Below is a set of records; restate each one word for word.

* Rows
◇ ◇ ◇ ◇
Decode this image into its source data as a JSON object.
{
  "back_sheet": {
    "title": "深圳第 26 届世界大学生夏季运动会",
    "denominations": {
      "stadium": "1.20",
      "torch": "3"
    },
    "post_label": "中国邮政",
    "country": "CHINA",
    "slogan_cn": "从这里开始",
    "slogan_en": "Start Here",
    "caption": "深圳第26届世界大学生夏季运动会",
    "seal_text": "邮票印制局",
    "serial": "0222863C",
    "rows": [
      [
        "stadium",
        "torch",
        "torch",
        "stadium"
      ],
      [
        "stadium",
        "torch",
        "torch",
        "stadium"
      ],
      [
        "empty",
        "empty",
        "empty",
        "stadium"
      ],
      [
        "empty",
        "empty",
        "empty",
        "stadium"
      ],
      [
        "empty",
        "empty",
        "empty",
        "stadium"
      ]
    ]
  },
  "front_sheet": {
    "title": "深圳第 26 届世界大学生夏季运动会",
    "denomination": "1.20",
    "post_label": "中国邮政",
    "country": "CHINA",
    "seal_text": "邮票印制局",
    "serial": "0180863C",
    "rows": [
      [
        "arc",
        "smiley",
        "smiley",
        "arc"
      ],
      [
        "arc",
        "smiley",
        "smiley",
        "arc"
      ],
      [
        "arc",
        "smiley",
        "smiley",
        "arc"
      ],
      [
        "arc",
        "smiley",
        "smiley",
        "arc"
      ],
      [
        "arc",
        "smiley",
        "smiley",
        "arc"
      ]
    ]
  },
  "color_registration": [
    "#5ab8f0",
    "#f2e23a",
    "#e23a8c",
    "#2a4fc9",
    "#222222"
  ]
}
◇ ◇ ◇ ◇
* Response to this exercise
Decode this image into its source data as a JSON object.
{
  "back_sheet": {
    "title": "深圳第 26 届世界大学生夏季运动会",
    "denominations": {
      "stadium": "1.20",
      "torch": "3"
    },
    "post_label": "中国邮政",
    "country": "CHINA",
    "slogan_cn": "从这里开始",
    "slogan_en": "Start Here",
    "caption": "深圳第26届世界大学生夏季运动会",
    "seal_text": "邮票印制局",
    "serial": "0222863C",
    "rows": [
      [
        "stadium",
        "torch",
        "torch",
        "stadium"
      ],
      [
        "stadium",
        "torch",
        "torch",
        "stadium"
      ],
      [
        "empty",
        "empty",
        "empty",
        "stadium"
      ],
      [
        "empty",
        "empty",
        "empty",
        "stadium"
      ],
      [
        "empty",
        "empty",
        "empty",
        "stadium"
      ]
    ]
  },
  "front_sheet": {
    "title": "深圳第 26 届世界大学生夏季运动会",
    "denomination": "1.20",
    "post_label": "中国邮政",
    "country": "CHINA",
    "seal_text": "邮票印制局",
    "serial": "0180863C",
    "rows": [
      [
        "arc",
        "smiley",
        "smiley",
        "arc"
      ],
      [
        "arc",
        "smiley",
        "smiley",
        "arc"
      ],
      [
        "arc",
        "smiley",
        "smiley",
        "arc"
      ],
      [
        "arc",
        "smiley",
        "smiley",
        "arc"
      ],
      [
        "arc",
        "smiley",
        "smiley",
        "arc"
      ]
    ]
  },
  "color_registration": [
    "#5ab8f0",
    "#f2e23a",
    "#e23a8c",
    "#2a4fc9",
    "#222222"
  ]
}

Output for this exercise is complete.